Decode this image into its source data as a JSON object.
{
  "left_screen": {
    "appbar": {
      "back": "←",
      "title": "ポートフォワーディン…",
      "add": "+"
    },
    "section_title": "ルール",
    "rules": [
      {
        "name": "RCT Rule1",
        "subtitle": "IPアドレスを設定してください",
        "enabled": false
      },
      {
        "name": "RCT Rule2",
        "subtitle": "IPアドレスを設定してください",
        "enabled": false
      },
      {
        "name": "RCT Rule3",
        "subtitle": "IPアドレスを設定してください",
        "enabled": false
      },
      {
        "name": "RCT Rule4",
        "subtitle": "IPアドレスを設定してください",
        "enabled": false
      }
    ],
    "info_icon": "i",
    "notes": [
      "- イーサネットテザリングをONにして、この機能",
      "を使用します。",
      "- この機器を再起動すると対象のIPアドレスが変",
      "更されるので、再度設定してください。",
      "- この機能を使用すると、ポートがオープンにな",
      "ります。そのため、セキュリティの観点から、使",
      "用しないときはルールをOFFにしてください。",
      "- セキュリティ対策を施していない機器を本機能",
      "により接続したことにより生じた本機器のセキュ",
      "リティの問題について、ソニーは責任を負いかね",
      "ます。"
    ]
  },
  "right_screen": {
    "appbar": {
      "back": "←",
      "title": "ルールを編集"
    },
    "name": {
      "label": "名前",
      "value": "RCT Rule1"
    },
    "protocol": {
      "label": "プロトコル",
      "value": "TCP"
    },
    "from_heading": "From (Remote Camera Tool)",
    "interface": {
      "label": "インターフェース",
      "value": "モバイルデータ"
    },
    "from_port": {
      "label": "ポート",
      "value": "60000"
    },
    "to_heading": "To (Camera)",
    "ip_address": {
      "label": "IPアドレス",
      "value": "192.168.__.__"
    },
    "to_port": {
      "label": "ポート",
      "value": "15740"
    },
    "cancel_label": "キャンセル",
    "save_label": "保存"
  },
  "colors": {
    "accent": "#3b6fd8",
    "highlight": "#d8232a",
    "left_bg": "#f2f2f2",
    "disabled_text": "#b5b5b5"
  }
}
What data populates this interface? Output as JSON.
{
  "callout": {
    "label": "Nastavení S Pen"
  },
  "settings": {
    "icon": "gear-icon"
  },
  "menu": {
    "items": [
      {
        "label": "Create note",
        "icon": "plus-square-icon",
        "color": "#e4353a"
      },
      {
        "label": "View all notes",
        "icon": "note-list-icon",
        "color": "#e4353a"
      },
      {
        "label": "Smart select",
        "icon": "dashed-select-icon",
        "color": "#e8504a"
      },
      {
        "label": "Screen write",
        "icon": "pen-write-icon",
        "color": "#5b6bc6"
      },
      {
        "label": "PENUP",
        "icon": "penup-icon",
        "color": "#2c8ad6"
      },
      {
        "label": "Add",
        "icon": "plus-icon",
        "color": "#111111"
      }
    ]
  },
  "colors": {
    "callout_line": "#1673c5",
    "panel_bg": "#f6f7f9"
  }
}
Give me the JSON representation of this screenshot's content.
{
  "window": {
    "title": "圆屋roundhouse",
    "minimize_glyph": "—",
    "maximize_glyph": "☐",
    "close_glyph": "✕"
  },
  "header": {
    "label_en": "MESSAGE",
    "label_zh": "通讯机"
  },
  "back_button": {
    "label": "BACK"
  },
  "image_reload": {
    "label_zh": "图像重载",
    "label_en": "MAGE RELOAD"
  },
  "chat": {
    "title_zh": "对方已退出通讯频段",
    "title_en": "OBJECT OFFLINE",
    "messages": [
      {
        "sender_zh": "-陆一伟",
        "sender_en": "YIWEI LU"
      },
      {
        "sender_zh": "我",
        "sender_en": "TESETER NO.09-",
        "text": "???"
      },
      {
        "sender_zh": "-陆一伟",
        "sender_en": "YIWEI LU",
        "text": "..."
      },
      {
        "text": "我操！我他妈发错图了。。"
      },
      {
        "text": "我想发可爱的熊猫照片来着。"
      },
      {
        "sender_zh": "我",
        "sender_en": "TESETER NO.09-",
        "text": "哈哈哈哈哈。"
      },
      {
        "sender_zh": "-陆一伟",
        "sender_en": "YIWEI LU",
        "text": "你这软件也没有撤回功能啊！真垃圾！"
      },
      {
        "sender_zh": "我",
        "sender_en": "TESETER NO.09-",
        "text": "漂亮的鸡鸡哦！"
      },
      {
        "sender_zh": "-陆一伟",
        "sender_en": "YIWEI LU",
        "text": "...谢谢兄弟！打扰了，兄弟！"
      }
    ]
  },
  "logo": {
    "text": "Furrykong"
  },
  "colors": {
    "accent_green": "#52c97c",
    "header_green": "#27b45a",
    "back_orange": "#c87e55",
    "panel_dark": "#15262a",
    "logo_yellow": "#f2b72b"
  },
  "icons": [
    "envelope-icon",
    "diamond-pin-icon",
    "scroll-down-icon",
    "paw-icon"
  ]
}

### [Challenge]
Copy each line of the data exactly, leaving nothing out.

### [Correct response]
Decode this image into its source data as a JSON object.
{
  "left_screen": {
    "appbar": {
      "back": "←",
      "title": "ポートフォワーディン…",
      "add": "+"
    },
    "section_title": "ルール",
    "rules": [
      {
        "name": "RCT Rule1",
        "subtitle": "IPアドレスを設定してください",
        "enabled": false
      },
      {
        "name": "RCT Rule2",
        "subtitle": "IPアドレスを設定してください",
        "enabled": false
      },
      {
        "name": "RCT Rule3",
        "subtitle": "IPアドレスを設定してください",
        "enabled": false
      },
      {
        "name": "RCT Rule4",
        "subtitle": "IPアドレスを設定してください",
        "enabled": false
      }
    ],
    "info_icon": "i",
    "notes": [
      "- イーサネットテザリングをONにして、この機能",
      "を使用します。",
      "- この機器を再起動すると対象のIPアドレスが変",
      "更されるので、再度設定してください。",
      "- この機能を使用すると、ポートがオープンにな",
      "ります。そのため、セキュリティの観点から、使",
      "用しないときはルールをOFFにしてください。",
      "- セキュリティ対策を施していない機器を本機能",
      "により接続したことにより生じた本機器のセキュ",
      "リティの問題について、ソニーは責任を負いかね",
      "ます。"
    ]
  },
  "right_screen": {
    "appbar": {
      "back": "←",
      "title": "ルールを編集"
    },
    "name": {
      "label": "名前",
      "value": "RCT Rule1"
    },
    "protocol": {
      "label": "プロトコル",
      "value": "TCP"
    },
    "from_heading": "From (Remote Camera Tool)",
    "interface": {
      "label": "インターフェース",
      "value": "モバイルデータ"
    },
    "from_port": {
      "label": "ポート",
      "value": "60000"
    },
    "to_heading": "To (Camera)",
    "ip_address": {
      "label": "IPアドレス",
      "value": "192.168.__.__"
    },
    "to_port": {
      "label": "ポート",
      "value": "15740"
    },
    "cancel_label": "キャンセル",
    "save_label": "保存"
  },
  "colors": {
    "accent": "#3b6fd8",
    "highlight": "#d8232a",
    "left_bg": "#f2f2f2",
    "disabled_text": "#b5b5b5"
  }
}
What data populates this interface? Output as JSON.
{
  "callout": {
    "label": "Nastavení S Pen"
  },
  "settings": {
    "icon": "gear-icon"
  },
  "menu": {
    "items": [
      {
        "label": "Create note",
        "icon": "plus-square-icon",
        "color": "#e4353a"
      },
      {
        "label": "View all notes",
        "icon": "note-list-icon",
        "color": "#e4353a"
      },
      {
        "label": "Smart select",
        "icon": "dashed-select-icon",
        "color": "#e8504a"
      },
      {
        "label": "Screen write",
        "icon": "pen-write-icon",
        "color": "#5b6bc6"
      },
      {
        "label": "PENUP",
        "icon": "penup-icon",
        "color": "#2c8ad6"
      },
      {
        "label": "Add",
        "icon": "plus-icon",
        "color": "#111111"
      }
    ]
  },
  "colors": {
    "callout_line": "#1673c5",
    "panel_bg": "#f6f7f9"
  }
}
Give me the JSON representation of this screenshot's content.
{
  "window": {
    "title": "圆屋roundhouse",
    "minimize_glyph": "—",
    "maximize_glyph": "☐",
    "close_glyph": "✕"
  },
  "header": {
    "label_en": "MESSAGE",
    "label_zh": "通讯机"
  },
  "back_button": {
    "label": "BACK"
  },
  "image_reload": {
    "label_zh": "图像重载",
    "label_en": "MAGE RELOAD"
  },
  "chat": {
    "title_zh": "对方已退出通讯频段",
    "title_en": "OBJECT OFFLINE",
    "messages": [
      {
        "sender_zh": "-陆一伟",
        "sender_en": "YIWEI LU"
      },
      {
        "sender_zh": "我",
        "sender_en": "TESETER NO.09-",
        "text": "???"
      },
      {
        "sender_zh": "-陆一伟",
        "sender_en": "YIWEI LU",
        "text": "..."
      },
      {
        "text": "我操！我他妈发错图了。。"
      },
      {
        "text": "我想发可爱的熊猫照片来着。"
      },
      {
        "sender_zh": "我",
        "sender_en": "TESETER NO.09-",
        "text": "哈哈哈哈哈。"
      },
      {
        "sender_zh": "-陆一伟",
        "sender_en": "YIWEI LU",
        "text": "你这软件也没有撤回功能啊！真垃圾！"
      },
      {
        "sender_zh": "我",
        "sender_en": "TESETER NO.09-",
        "text": "漂亮的鸡鸡哦！"
      },
      {
        "sender_zh": "-陆一伟",
        "sender_en": "YIWEI LU",
        "text": "...谢谢兄弟！打扰了，兄弟！"
      }
    ]
  },
  "logo": {
    "text": "Furrykong"
  },
  "colors": {
    "accent_green": "#52c97c",
    "header_green": "#27b45a",
    "back_orange": "#c87e55",
    "panel_dark": "#15262a",
    "logo_yellow": "#f2b72b"
  },
  "icons": [
    "envelope-icon",
    "diamond-pin-icon",
    "scroll-down-icon",
    "paw-icon"
  ]
}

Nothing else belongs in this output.